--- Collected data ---

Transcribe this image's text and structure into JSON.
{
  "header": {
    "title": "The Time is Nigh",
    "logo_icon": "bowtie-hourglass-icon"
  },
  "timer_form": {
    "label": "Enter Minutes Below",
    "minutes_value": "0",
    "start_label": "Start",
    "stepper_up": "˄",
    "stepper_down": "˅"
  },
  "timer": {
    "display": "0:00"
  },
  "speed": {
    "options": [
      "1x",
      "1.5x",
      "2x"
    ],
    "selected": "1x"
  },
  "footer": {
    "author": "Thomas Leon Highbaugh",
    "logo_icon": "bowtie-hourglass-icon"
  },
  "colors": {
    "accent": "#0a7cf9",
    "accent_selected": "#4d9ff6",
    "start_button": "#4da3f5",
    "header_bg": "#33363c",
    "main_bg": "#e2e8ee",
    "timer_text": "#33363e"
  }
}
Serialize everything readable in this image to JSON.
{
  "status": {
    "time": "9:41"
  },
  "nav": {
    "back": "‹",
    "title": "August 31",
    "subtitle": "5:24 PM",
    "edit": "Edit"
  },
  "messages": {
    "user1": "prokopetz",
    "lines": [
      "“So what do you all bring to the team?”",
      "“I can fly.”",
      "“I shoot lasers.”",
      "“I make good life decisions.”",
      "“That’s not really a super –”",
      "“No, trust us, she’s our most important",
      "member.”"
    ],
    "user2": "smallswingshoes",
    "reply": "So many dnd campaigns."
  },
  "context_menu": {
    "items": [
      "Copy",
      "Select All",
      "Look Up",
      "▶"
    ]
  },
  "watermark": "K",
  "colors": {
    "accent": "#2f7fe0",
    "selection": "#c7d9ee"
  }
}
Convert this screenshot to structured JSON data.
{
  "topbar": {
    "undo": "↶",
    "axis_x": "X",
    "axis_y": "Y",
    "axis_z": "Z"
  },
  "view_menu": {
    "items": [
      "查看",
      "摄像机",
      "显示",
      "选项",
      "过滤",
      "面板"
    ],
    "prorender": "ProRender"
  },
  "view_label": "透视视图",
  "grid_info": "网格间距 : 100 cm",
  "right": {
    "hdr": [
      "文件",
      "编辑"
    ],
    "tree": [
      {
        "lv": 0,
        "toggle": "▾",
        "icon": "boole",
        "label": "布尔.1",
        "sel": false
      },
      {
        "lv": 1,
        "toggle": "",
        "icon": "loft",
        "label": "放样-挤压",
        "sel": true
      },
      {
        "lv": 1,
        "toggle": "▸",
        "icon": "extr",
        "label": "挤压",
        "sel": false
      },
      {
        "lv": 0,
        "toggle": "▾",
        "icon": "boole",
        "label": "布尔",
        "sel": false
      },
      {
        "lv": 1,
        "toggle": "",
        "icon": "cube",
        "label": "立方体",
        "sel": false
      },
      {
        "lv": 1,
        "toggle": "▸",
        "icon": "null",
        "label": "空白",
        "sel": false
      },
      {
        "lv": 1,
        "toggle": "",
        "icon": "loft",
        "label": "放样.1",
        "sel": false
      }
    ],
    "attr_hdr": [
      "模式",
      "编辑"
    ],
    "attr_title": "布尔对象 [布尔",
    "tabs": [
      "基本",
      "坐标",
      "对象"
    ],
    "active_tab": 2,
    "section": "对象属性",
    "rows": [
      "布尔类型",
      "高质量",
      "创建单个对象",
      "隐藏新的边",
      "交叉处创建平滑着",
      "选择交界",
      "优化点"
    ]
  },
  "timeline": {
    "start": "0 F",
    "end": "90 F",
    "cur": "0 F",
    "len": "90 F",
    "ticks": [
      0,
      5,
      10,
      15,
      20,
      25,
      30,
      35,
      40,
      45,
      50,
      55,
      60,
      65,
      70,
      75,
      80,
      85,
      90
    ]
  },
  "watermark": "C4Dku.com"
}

--- Exercise requirements ---
Through the last line of the entries above, beginning at the line containing "Convert this screenshot", transcribe each line exactly, both ends included and nothing more.

--- Result of this exercise ---
Convert this screenshot to structured JSON data.
{
  "topbar": {
    "undo": "↶",
    "axis_x": "X",
    "axis_y": "Y",
    "axis_z": "Z"
  },
  "view_menu": {
    "items": [
      "查看",
      "摄像机",
      "显示",
      "选项",
      "过滤",
      "面板"
    ],
    "prorender": "ProRender"
  },
  "view_label": "透视视图",
  "grid_info": "网格间距 : 100 cm",
  "right": {
    "hdr": [
      "文件",
      "编辑"
    ],
    "tree": [
      {
        "lv": 0,
        "toggle": "▾",
        "icon": "boole",
        "label": "布尔.1",
        "sel": false
      },
      {
        "lv": 1,
        "toggle": "",
        "icon": "loft",
        "label": "放样-挤压",
        "sel": true
      },
      {
        "lv": 1,
        "toggle": "▸",
        "icon": "extr",
        "label": "挤压",
        "sel": false
      },
      {
        "lv": 0,
        "toggle": "▾",
        "icon": "boole",
        "label": "布尔",
        "sel": false
      },
      {
        "lv": 1,
        "toggle": "",
        "icon": "cube",
        "label": "立方体",
        "sel": false
      },
      {
        "lv": 1,
        "toggle": "▸",
        "icon": "null",
        "label": "空白",
        "sel": false
      },
      {
        "lv": 1,
        "toggle": "",
        "icon": "loft",
        "label": "放样.1",
        "sel": false
      }
    ],
    "attr_hdr": [
      "模式",
      "编辑"
    ],
    "attr_title": "布尔对象 [布尔",
    "tabs": [
      "基本",
      "坐标",
      "对象"
    ],
    "active_tab": 2,
    "section": "对象属性",
    "rows": [
      "布尔类型",
      "高质量",
      "创建单个对象",
      "隐藏新的边",
      "交叉处创建平滑着",
      "选择交界",
      "优化点"
    ]
  },
  "timeline": {
    "start": "0 F",
    "end": "90 F",
    "cur": "0 F",
    "len": "90 F",
    "ticks": [
      0,
      5,
      10,
      15,
      20,
      25,
      30,
      35,
      40,
      45,
      50,
      55,
      60,
      65,
      70,
      75,
      80,
      85,
      90
    ]
  },
  "watermark": "C4Dku.com"
}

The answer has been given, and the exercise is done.